### Problem description
Copy out each line of the data holding "JSON".

### Records
-- begin --

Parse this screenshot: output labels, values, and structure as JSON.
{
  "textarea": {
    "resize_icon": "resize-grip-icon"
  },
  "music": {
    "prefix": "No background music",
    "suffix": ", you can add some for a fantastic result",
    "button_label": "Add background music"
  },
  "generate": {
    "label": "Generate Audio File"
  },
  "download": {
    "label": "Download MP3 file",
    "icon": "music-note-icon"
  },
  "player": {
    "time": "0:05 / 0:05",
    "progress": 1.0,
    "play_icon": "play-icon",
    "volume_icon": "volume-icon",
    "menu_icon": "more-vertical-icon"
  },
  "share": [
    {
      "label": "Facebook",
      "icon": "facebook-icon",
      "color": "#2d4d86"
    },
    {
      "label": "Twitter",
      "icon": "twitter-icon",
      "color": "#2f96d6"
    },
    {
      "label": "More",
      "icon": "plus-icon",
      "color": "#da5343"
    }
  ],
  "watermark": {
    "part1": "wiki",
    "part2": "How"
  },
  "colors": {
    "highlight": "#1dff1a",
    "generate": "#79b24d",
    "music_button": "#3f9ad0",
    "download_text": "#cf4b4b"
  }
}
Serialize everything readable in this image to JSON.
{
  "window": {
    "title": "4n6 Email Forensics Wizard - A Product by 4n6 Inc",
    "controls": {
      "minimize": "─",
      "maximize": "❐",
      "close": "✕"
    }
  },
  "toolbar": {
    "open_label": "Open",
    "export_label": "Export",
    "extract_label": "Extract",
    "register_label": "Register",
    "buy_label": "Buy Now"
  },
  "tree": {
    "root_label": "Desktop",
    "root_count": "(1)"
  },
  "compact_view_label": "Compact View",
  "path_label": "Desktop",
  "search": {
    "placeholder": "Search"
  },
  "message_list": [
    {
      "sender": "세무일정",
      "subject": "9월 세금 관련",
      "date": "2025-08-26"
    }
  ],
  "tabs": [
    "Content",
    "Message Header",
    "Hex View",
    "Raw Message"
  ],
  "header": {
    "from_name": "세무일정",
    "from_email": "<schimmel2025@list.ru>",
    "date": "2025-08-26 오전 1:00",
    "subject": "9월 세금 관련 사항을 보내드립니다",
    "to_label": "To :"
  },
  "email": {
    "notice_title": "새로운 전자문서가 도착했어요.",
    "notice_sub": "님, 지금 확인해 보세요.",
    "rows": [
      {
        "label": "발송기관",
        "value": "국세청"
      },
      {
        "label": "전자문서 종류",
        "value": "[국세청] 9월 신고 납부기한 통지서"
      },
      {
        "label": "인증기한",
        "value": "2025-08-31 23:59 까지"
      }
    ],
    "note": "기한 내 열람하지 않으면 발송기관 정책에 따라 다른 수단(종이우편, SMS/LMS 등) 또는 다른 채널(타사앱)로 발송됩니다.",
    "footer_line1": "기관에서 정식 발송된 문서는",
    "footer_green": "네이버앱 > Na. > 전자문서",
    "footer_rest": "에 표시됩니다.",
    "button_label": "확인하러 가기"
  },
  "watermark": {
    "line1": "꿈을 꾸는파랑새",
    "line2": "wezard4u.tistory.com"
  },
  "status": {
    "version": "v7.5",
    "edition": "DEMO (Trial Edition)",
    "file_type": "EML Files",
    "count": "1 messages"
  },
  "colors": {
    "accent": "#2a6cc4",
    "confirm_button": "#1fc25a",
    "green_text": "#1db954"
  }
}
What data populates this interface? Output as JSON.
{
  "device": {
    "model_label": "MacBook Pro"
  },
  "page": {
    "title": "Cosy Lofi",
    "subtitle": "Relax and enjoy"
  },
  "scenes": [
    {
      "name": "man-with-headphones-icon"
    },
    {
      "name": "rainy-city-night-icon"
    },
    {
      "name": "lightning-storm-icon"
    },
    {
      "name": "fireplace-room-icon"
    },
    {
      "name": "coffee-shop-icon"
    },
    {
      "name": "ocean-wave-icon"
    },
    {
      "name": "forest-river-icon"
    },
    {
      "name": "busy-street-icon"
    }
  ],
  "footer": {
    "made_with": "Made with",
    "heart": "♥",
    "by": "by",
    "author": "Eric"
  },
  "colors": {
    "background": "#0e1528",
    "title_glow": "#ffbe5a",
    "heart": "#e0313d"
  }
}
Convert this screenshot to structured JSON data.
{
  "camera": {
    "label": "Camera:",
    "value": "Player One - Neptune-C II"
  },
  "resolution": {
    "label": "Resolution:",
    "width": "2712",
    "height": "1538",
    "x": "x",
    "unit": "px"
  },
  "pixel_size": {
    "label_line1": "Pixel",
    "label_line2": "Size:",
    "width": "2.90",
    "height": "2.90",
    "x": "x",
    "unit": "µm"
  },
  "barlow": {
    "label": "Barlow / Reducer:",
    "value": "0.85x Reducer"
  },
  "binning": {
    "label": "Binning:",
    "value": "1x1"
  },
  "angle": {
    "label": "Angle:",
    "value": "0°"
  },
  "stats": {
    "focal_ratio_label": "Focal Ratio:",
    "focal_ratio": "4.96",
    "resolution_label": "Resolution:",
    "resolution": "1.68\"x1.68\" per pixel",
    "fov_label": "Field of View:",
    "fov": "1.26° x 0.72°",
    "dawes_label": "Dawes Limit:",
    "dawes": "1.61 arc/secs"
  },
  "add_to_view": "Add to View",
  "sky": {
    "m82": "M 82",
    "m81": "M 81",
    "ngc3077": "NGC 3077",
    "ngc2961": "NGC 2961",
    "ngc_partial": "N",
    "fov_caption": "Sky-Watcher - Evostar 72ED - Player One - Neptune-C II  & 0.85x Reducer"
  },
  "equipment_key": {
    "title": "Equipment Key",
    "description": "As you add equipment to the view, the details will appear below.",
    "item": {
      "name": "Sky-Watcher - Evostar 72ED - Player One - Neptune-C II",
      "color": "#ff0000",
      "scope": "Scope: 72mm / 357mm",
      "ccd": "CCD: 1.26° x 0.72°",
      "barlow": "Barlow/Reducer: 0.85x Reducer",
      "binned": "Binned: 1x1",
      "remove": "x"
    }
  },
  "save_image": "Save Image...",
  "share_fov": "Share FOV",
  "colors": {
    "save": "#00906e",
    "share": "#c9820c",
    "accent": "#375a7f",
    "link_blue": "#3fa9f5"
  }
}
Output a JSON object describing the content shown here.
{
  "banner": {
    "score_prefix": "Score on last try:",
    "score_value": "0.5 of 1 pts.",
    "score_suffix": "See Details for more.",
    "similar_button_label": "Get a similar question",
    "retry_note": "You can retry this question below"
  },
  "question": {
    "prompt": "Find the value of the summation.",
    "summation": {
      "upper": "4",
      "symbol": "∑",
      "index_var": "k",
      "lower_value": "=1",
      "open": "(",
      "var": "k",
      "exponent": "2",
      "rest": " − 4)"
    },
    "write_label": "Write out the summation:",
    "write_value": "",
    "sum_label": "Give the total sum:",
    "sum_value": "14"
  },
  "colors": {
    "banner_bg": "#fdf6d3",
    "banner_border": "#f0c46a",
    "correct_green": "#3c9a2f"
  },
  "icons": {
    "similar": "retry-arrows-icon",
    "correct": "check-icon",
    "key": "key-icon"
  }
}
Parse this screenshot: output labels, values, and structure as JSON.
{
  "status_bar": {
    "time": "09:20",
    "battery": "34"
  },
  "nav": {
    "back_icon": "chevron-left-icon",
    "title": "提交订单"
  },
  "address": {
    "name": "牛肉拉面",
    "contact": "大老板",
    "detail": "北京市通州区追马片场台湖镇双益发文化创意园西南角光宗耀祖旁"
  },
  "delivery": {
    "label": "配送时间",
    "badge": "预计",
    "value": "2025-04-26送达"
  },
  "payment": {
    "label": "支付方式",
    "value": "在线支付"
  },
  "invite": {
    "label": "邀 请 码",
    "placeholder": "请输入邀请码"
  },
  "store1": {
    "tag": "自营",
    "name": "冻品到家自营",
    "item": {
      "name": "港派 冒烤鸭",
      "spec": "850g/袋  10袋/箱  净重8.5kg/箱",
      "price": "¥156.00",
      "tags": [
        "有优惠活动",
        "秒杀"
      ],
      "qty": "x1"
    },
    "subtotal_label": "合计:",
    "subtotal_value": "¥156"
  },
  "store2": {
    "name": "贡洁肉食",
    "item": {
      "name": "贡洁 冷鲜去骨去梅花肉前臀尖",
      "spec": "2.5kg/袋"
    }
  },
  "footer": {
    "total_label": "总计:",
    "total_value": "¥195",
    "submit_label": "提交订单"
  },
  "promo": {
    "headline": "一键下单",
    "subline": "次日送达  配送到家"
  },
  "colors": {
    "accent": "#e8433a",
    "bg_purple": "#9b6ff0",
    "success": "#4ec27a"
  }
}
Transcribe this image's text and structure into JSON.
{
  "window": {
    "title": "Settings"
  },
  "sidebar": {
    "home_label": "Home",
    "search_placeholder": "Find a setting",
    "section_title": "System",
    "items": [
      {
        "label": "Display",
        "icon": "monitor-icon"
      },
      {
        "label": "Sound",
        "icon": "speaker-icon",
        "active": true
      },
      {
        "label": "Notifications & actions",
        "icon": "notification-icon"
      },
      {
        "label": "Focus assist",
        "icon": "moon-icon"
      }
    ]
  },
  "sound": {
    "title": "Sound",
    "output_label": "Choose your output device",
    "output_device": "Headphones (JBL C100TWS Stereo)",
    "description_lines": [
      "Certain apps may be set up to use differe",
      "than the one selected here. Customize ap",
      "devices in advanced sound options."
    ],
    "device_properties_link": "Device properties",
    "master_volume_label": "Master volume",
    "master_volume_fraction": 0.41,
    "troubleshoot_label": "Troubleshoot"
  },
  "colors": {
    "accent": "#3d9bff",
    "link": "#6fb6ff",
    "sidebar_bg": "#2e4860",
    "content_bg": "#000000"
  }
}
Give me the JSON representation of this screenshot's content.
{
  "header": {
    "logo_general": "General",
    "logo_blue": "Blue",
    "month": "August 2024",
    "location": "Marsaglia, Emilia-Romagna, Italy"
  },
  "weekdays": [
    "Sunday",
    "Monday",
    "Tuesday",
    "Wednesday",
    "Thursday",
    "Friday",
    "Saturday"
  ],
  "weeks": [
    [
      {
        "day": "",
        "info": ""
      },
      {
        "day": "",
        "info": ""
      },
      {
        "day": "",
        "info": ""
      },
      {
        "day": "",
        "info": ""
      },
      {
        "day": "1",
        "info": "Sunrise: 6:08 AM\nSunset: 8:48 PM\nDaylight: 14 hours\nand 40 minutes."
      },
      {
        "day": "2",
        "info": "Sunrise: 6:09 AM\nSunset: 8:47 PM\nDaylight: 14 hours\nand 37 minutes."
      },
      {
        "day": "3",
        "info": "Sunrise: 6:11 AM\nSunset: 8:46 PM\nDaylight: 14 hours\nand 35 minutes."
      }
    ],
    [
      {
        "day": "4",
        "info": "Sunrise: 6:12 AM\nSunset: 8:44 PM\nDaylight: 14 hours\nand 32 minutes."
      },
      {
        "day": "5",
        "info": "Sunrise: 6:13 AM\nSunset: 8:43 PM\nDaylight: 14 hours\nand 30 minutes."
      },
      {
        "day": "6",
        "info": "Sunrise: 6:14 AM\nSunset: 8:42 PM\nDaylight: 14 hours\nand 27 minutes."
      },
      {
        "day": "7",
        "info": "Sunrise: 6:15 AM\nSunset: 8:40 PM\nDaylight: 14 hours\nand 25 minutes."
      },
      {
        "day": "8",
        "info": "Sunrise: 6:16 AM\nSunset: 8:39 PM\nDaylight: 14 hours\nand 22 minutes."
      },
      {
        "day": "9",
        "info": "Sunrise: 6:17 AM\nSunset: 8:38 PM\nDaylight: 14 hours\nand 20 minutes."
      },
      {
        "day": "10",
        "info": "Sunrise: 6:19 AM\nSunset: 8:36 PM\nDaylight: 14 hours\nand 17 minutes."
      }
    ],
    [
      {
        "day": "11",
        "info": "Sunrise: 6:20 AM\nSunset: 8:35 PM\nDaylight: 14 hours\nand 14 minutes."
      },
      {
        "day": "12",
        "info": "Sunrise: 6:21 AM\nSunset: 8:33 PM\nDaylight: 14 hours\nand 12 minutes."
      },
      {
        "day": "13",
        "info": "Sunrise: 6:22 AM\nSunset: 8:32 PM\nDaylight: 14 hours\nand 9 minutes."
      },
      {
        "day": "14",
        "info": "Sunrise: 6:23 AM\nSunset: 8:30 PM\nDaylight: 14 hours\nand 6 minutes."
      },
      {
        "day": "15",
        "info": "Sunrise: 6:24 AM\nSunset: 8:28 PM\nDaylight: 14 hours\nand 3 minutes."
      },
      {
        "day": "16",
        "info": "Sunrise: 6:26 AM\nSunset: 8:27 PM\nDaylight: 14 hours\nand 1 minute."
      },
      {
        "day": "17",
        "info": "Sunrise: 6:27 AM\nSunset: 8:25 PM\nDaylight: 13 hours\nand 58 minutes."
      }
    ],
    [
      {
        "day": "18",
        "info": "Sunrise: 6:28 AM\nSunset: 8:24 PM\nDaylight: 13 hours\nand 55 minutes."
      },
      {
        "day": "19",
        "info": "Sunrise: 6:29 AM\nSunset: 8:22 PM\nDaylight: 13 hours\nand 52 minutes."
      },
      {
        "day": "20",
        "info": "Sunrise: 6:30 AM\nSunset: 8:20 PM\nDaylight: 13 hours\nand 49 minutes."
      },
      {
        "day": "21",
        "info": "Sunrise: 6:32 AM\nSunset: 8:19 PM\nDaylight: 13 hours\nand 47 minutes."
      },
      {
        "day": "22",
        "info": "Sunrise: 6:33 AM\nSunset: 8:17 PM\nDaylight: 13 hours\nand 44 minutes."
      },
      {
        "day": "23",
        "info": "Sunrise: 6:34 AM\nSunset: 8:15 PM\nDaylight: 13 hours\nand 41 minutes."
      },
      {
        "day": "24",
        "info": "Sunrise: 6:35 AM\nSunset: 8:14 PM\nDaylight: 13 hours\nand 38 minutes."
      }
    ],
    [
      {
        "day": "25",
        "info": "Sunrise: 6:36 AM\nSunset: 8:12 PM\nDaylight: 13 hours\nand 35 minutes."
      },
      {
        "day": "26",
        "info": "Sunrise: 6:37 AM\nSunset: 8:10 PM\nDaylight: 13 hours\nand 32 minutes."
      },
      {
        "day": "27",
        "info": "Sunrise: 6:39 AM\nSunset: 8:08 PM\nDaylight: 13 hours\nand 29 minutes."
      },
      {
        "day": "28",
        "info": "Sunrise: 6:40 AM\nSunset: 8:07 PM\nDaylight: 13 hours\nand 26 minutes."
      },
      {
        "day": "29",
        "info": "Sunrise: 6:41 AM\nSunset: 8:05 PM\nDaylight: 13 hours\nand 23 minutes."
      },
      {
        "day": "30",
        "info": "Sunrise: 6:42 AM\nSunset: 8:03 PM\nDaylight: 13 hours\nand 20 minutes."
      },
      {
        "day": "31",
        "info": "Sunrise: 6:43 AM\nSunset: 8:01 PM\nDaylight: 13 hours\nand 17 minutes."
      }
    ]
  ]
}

-- end --

### Reply to the task
Parse this screenshot: output labels, values, and structure as JSON.
Serialize everything readable in this image to JSON.
What data populates this interface? Output as JSON.
Convert this screenshot to structured JSON data.
Output a JSON object describing the content shown here.
Parse this screenshot: output labels, values, and structure as JSON.
Transcribe this image's text and structure into JSON.
Give me the JSON representation of this screenshot's content.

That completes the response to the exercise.